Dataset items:
- - - - -

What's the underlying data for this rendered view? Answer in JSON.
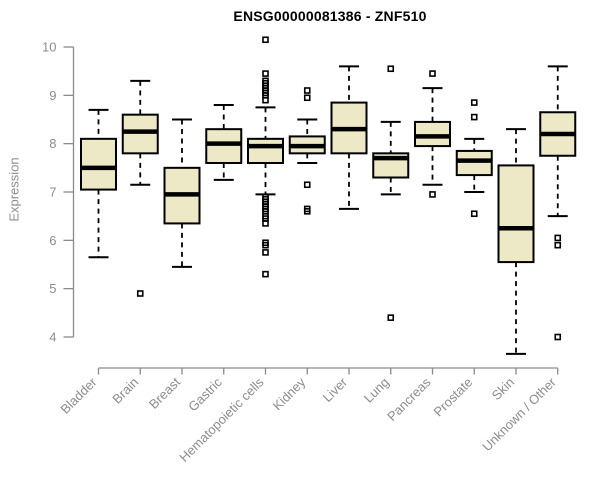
{
  "chart_data": {
    "type": "boxplot",
    "title": "ENSG00000081386 - ZNF510",
    "ylabel": "Expression",
    "xlabel": "",
    "ylim": [
      4,
      10
    ],
    "yticks": [
      4,
      5,
      6,
      7,
      8,
      9,
      10
    ],
    "grid": false,
    "legend": false,
    "categories": [
      "Bladder",
      "Brain",
      "Breast",
      "Gastric",
      "Hematopoietic cells",
      "Kidney",
      "Liver",
      "Lung",
      "Pancreas",
      "Prostate",
      "Skin",
      "Unknown / Other"
    ],
    "series": [
      {
        "name": "Bladder",
        "whisker_low": 5.65,
        "q1": 7.05,
        "median": 7.5,
        "q3": 8.1,
        "whisker_high": 8.7,
        "outliers": []
      },
      {
        "name": "Brain",
        "whisker_low": 7.15,
        "q1": 7.8,
        "median": 8.25,
        "q3": 8.6,
        "whisker_high": 9.3,
        "outliers": [
          4.9
        ]
      },
      {
        "name": "Breast",
        "whisker_low": 5.45,
        "q1": 6.35,
        "median": 6.95,
        "q3": 7.5,
        "whisker_high": 8.5,
        "outliers": []
      },
      {
        "name": "Gastric",
        "whisker_low": 7.25,
        "q1": 7.6,
        "median": 8.0,
        "q3": 8.3,
        "whisker_high": 8.8,
        "outliers": []
      },
      {
        "name": "Hematopoietic cells",
        "whisker_low": 6.95,
        "q1": 7.6,
        "median": 7.95,
        "q3": 8.1,
        "whisker_high": 8.75,
        "outliers": [
          10.15,
          9.45,
          9.3,
          9.25,
          9.2,
          9.15,
          9.1,
          9.05,
          9.0,
          8.9,
          6.9,
          6.85,
          6.8,
          6.75,
          6.7,
          6.65,
          6.6,
          6.5,
          6.45,
          6.35,
          5.95,
          5.9,
          5.75,
          5.3
        ]
      },
      {
        "name": "Kidney",
        "whisker_low": 7.6,
        "q1": 7.8,
        "median": 7.95,
        "q3": 8.15,
        "whisker_high": 8.5,
        "outliers": [
          9.1,
          8.95,
          7.15,
          6.65,
          6.6
        ]
      },
      {
        "name": "Liver",
        "whisker_low": 6.65,
        "q1": 7.8,
        "median": 8.3,
        "q3": 8.85,
        "whisker_high": 9.6,
        "outliers": []
      },
      {
        "name": "Lung",
        "whisker_low": 6.95,
        "q1": 7.3,
        "median": 7.7,
        "q3": 7.8,
        "whisker_high": 8.45,
        "outliers": [
          9.55,
          4.4
        ]
      },
      {
        "name": "Pancreas",
        "whisker_low": 7.15,
        "q1": 7.95,
        "median": 8.15,
        "q3": 8.45,
        "whisker_high": 9.15,
        "outliers": [
          9.45,
          6.95
        ]
      },
      {
        "name": "Prostate",
        "whisker_low": 7.0,
        "q1": 7.35,
        "median": 7.65,
        "q3": 7.85,
        "whisker_high": 8.1,
        "outliers": [
          8.85,
          8.55,
          6.55
        ]
      },
      {
        "name": "Skin",
        "whisker_low": 3.65,
        "q1": 5.55,
        "median": 6.25,
        "q3": 7.55,
        "whisker_high": 8.3,
        "outliers": []
      },
      {
        "name": "Unknown / Other",
        "whisker_low": 6.5,
        "q1": 7.75,
        "median": 8.2,
        "q3": 8.65,
        "whisker_high": 9.6,
        "outliers": [
          6.05,
          5.9,
          4.0
        ]
      }
    ]
  },
  "colors": {
    "box_fill": "#ede8c6",
    "box_border": "#000000",
    "median": "#000000",
    "whisker": "#000000",
    "outlier": "#000000",
    "axis": "#8a8a8a",
    "tick_label": "#8c8c8c",
    "title": "#000000",
    "background": "#ffffff"
  }
}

- - - - -

- **Goal of the exercise**: Look through the entries. Copy out each line with "cells" in it.

- **Problem solution**:
      "Hematopoietic cells",
        "name": "Hematopoietic cells",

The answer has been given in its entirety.